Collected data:
****************

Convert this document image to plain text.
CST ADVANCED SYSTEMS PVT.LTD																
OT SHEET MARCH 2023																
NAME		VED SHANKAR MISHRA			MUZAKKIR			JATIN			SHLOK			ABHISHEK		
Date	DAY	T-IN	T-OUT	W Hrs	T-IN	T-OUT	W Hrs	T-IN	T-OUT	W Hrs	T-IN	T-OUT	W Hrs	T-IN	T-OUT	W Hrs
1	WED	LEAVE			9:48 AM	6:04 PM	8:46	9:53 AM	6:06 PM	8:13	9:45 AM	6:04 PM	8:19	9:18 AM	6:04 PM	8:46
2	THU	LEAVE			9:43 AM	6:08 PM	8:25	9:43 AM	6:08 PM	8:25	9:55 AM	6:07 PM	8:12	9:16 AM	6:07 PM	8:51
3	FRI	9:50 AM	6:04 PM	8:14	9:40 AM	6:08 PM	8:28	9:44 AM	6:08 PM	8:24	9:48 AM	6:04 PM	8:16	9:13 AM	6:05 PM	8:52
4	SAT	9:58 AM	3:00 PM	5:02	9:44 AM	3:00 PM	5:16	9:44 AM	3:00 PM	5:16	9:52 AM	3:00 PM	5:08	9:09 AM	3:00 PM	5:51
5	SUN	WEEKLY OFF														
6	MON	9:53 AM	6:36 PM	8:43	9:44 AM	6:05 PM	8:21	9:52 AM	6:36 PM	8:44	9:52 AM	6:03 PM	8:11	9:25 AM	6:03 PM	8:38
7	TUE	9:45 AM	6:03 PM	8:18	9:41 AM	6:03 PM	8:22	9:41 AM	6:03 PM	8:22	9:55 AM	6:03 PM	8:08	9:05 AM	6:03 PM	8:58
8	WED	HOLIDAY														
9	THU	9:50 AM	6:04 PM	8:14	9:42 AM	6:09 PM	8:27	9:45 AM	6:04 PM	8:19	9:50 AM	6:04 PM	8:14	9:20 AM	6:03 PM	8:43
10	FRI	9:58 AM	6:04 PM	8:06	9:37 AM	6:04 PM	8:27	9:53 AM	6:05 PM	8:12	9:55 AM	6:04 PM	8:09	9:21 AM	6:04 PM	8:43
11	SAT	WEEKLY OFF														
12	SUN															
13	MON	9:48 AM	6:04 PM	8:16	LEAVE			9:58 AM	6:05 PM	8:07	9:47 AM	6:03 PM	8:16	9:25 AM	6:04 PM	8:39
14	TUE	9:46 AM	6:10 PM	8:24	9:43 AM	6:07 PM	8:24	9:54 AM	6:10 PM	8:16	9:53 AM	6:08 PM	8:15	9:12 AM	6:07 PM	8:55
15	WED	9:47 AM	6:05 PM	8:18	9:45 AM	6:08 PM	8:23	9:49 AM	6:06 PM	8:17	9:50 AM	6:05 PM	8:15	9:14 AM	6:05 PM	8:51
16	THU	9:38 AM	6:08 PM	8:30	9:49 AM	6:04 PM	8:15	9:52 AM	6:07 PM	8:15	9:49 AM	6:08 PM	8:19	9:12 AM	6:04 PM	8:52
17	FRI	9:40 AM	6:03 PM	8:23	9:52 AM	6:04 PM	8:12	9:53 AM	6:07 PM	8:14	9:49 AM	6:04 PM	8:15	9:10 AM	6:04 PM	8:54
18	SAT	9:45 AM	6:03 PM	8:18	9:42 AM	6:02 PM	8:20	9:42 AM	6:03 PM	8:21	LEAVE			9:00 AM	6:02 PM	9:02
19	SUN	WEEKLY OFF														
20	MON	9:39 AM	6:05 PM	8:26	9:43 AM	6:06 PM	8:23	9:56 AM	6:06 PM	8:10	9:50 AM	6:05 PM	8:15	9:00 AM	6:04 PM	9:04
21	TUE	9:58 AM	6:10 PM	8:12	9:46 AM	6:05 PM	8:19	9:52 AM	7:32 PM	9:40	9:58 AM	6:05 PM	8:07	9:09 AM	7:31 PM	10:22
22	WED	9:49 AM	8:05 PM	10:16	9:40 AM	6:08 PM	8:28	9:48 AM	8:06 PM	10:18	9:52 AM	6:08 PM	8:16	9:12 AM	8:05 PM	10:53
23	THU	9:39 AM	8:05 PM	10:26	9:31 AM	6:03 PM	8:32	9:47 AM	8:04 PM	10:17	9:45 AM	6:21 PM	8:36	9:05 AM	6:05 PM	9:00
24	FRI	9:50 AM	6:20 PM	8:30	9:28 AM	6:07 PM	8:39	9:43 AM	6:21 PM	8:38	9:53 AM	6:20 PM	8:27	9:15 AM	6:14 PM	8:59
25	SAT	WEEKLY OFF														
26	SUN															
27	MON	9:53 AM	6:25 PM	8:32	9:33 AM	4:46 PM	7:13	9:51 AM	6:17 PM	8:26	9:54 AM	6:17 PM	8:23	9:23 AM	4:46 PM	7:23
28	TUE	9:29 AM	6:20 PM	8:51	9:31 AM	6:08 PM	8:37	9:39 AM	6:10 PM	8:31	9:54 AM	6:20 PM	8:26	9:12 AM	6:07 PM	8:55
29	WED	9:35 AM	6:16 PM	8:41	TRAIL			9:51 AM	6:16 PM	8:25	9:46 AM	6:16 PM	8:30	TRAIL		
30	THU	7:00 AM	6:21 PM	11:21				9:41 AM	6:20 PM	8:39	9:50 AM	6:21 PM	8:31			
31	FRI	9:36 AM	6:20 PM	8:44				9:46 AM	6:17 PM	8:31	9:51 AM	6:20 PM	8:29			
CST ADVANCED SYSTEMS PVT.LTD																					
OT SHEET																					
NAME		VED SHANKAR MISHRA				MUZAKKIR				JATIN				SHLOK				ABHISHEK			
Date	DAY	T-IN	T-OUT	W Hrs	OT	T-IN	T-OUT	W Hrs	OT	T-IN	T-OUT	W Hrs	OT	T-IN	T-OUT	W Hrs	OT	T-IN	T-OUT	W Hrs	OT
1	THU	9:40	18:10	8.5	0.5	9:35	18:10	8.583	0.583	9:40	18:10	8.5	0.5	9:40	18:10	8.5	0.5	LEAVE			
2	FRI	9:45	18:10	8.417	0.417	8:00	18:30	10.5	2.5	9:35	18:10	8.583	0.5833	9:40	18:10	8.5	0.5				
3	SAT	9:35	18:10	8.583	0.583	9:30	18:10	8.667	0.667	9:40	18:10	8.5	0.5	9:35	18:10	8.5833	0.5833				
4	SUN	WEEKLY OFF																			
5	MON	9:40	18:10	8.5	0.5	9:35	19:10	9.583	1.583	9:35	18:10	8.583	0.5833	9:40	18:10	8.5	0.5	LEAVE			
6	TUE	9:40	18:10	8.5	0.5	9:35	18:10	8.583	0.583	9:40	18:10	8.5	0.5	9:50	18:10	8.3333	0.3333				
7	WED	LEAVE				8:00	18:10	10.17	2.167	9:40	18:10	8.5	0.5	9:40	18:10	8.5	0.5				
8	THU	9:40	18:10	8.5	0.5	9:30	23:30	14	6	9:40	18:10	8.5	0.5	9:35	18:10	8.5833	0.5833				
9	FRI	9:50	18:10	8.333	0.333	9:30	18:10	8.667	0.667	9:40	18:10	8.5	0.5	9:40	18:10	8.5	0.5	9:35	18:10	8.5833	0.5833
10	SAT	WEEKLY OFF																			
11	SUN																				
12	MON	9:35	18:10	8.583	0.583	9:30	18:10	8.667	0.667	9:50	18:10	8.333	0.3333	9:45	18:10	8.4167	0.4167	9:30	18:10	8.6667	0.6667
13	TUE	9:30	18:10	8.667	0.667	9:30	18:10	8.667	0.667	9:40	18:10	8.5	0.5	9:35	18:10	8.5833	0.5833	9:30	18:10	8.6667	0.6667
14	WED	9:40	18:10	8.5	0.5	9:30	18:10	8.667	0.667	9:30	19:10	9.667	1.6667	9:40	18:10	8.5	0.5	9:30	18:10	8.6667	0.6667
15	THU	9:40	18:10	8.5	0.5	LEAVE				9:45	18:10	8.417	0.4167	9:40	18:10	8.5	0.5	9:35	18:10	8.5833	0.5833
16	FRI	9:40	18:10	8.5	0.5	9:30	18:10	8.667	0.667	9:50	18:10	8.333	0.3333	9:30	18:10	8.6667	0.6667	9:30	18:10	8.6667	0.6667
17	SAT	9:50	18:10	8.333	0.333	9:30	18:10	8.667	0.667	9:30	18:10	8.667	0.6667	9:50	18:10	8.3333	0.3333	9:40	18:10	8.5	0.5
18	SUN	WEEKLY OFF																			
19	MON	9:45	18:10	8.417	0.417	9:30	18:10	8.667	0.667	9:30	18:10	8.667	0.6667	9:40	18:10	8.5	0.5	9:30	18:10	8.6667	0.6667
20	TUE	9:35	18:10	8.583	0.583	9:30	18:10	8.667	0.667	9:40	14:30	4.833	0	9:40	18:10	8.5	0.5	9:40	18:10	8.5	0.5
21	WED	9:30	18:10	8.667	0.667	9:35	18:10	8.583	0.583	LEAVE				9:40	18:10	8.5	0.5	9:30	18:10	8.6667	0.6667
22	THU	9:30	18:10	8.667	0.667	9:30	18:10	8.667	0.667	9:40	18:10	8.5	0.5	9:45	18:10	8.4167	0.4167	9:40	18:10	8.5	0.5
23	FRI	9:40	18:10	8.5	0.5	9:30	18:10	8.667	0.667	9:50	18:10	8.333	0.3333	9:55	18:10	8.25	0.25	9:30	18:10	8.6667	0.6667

****************

What this task involves ::
Go through the data and gather every line that holds "SYSTEMS".

Task output ::
CST ADVANCED SYSTEMS PVT.LTD																
CST ADVANCED SYSTEMS PVT.LTD																					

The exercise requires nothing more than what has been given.